══ Material provided ══

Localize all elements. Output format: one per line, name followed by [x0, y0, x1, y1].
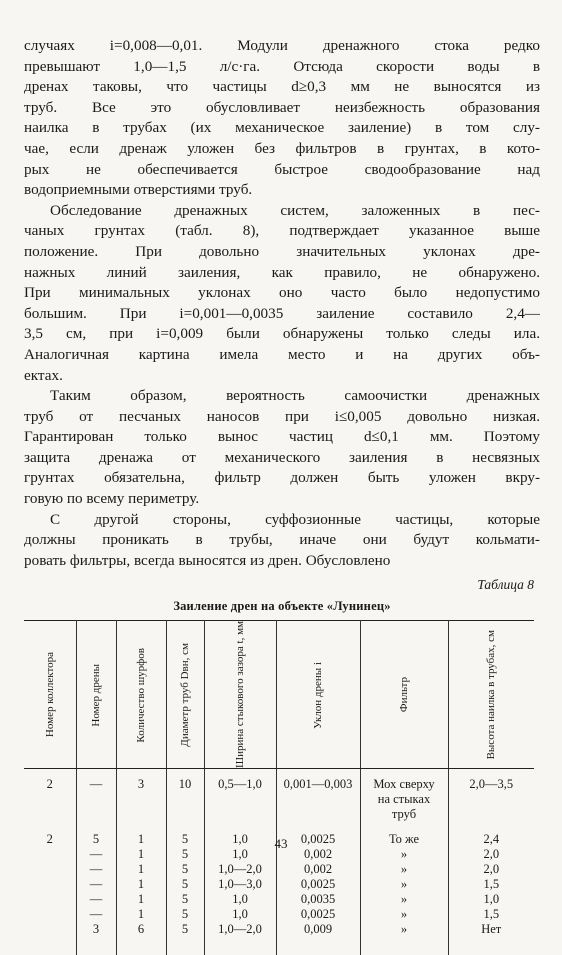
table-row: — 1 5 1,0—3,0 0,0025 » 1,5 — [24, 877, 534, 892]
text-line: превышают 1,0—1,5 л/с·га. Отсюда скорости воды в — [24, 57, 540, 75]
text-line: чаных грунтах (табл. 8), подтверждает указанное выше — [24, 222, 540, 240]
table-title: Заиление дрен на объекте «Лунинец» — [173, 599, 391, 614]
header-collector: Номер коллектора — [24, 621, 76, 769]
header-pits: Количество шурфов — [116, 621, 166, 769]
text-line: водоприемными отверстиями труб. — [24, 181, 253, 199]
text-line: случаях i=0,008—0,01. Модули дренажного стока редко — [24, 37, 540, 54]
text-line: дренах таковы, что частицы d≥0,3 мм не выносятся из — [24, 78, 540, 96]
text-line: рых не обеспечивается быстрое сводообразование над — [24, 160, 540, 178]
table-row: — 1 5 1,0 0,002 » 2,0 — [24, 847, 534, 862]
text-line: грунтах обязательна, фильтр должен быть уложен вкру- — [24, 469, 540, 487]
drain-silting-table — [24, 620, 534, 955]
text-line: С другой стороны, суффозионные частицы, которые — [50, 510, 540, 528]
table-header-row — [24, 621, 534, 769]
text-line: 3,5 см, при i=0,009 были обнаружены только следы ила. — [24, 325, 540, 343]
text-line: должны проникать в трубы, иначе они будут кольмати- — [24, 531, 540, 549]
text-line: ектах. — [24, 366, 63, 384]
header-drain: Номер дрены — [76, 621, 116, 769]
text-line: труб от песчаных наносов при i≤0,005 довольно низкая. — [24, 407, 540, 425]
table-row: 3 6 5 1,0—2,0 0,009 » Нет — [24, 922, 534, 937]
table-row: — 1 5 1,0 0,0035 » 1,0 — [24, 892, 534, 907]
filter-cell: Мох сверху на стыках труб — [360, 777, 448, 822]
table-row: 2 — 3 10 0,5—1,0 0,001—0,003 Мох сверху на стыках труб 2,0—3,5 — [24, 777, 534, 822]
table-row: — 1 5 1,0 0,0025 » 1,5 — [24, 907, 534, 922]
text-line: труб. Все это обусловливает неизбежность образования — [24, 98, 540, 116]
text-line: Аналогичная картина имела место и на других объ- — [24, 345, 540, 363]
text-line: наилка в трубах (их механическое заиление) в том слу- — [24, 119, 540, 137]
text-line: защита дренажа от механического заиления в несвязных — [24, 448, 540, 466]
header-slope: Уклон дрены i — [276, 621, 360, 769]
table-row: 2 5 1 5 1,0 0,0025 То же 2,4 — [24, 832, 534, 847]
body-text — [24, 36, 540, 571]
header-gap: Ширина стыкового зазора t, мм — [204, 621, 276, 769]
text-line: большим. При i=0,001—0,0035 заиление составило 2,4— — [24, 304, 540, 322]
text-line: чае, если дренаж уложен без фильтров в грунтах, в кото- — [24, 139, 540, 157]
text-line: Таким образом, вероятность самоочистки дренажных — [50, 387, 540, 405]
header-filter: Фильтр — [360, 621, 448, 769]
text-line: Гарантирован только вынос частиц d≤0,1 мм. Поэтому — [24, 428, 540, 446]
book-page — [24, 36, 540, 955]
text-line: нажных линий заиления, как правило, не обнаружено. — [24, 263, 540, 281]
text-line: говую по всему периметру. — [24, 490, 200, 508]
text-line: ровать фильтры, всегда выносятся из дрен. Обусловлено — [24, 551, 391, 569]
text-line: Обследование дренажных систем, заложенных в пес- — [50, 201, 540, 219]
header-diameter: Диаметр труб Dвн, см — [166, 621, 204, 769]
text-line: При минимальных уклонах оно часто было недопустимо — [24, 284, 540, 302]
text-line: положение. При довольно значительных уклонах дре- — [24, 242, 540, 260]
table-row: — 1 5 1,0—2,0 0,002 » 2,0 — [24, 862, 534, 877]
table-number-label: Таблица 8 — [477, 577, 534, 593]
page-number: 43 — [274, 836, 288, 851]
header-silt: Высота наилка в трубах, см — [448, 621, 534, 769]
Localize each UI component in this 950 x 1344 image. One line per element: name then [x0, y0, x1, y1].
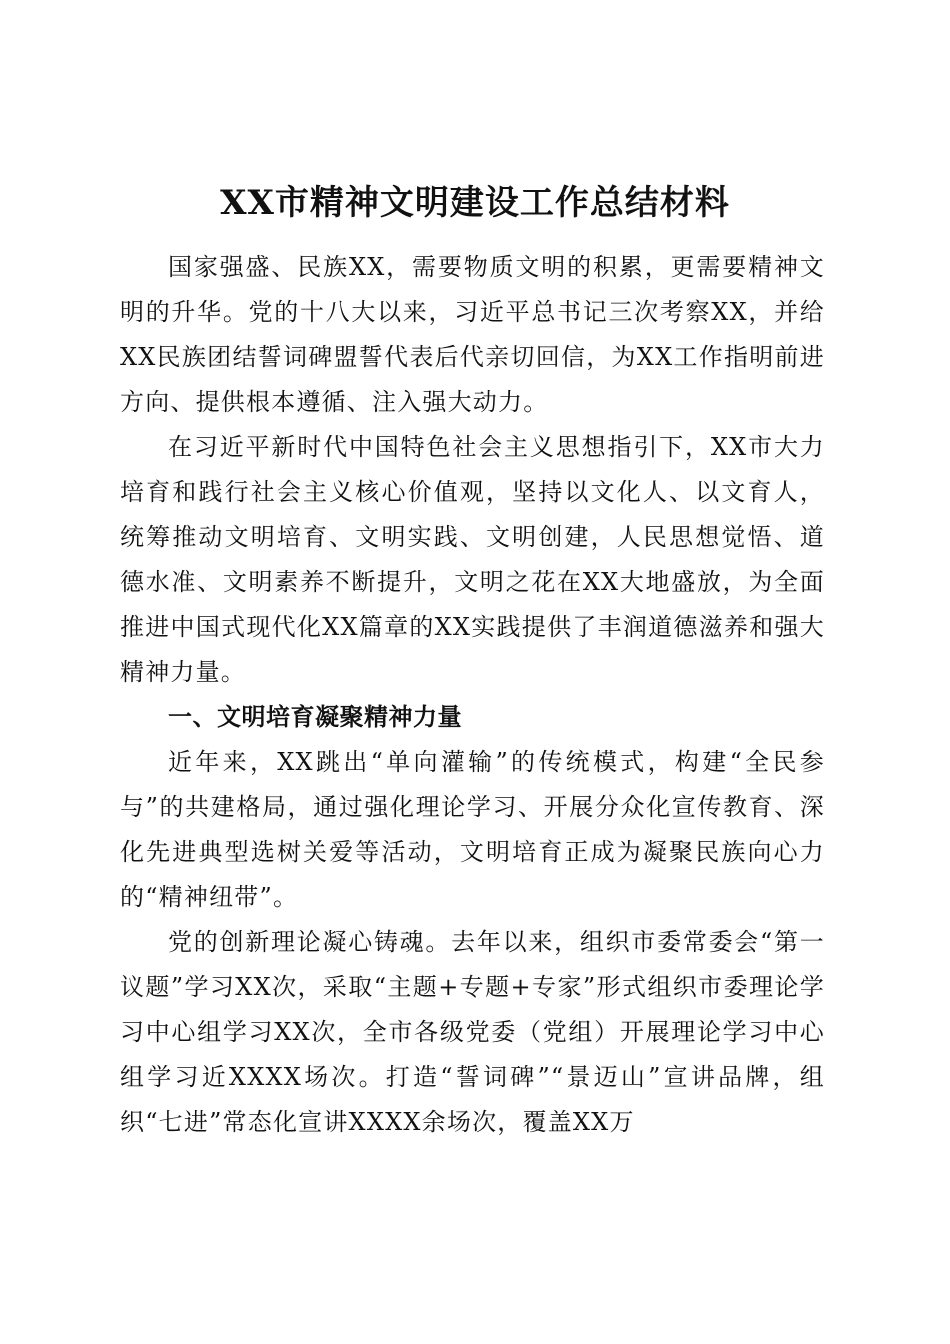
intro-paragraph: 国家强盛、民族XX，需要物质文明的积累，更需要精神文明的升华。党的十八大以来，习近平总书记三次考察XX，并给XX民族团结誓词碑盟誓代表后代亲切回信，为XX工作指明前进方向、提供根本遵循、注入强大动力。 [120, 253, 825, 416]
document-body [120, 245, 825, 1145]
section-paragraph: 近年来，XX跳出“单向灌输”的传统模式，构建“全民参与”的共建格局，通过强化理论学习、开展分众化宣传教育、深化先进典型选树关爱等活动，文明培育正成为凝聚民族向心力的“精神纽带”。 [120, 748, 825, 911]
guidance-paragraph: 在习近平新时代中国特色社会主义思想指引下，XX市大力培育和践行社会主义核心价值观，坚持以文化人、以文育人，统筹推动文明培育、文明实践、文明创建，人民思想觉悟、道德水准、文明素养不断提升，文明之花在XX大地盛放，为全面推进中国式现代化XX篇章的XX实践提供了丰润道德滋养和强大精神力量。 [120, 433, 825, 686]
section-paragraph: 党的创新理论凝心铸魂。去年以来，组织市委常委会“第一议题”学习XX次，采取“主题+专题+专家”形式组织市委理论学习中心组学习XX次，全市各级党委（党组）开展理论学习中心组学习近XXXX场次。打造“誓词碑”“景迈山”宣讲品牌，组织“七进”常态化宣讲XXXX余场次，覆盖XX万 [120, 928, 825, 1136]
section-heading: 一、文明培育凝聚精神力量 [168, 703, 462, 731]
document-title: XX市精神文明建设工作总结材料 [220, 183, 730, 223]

═══

### Aim
Reproduce, without alteration, the lines of the listing above from the line containing "253, 825, 416]" through the line containing "748, 825, 911]", including both of those lines.

### Problem solution
intro-paragraph: 国家强盛、民族XX，需要物质文明的积累，更需要精神文明的升华。党的十八大以来，习近平总书记三次考察XX，并给XX民族团结誓词碑盟誓代表后代亲切回信，为XX工作指明前进方向、提供根本遵循、注入强大动力。 [120, 253, 825, 416]
document-body [120, 245, 825, 1145]
section-paragraph: 近年来，XX跳出“单向灌输”的传统模式，构建“全民参与”的共建格局，通过强化理论学习、开展分众化宣传教育、深化先进典型选树关爱等活动，文明培育正成为凝聚民族向心力的“精神纽带”。 [120, 748, 825, 911]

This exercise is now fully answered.